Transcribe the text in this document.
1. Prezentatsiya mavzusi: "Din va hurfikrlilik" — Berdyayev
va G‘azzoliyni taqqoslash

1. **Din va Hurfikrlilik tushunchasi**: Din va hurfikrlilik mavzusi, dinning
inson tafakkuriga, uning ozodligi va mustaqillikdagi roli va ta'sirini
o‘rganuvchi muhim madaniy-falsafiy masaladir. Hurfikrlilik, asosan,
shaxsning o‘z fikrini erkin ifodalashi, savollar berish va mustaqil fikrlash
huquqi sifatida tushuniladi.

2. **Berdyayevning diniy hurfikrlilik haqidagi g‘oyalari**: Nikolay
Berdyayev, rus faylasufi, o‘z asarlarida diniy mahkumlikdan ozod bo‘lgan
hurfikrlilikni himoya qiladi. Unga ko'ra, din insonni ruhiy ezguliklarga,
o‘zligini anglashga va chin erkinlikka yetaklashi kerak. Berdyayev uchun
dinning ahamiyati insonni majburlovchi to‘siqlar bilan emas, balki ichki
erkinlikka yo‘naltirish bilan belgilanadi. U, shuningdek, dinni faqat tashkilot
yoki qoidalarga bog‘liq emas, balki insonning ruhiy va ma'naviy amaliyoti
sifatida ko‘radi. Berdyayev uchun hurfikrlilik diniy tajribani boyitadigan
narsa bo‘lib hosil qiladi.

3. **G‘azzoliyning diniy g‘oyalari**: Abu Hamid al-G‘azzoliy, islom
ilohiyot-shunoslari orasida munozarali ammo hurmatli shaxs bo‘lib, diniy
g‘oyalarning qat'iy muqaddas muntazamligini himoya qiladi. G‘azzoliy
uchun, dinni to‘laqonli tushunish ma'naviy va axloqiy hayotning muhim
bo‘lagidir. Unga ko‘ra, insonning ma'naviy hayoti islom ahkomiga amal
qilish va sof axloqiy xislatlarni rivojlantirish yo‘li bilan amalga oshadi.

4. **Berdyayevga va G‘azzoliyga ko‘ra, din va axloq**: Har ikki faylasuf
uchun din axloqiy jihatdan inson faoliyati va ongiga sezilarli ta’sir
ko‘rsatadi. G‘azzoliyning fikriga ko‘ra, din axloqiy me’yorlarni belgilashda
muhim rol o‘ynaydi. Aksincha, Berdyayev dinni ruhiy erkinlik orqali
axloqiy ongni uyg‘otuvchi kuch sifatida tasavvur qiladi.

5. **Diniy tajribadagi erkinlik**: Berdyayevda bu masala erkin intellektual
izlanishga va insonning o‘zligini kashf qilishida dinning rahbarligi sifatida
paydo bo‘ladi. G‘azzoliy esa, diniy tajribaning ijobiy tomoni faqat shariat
- - -
Exercise → Find the word "emas" in the material, then list each line that holds it.

Response below →
dinning ahamiyati insonni majburlovchi to‘siqlar bilan emas, balki ichki
yoki qoidalarga bog‘liq emas, balki insonning ruhiy va ma'naviy amaliyoti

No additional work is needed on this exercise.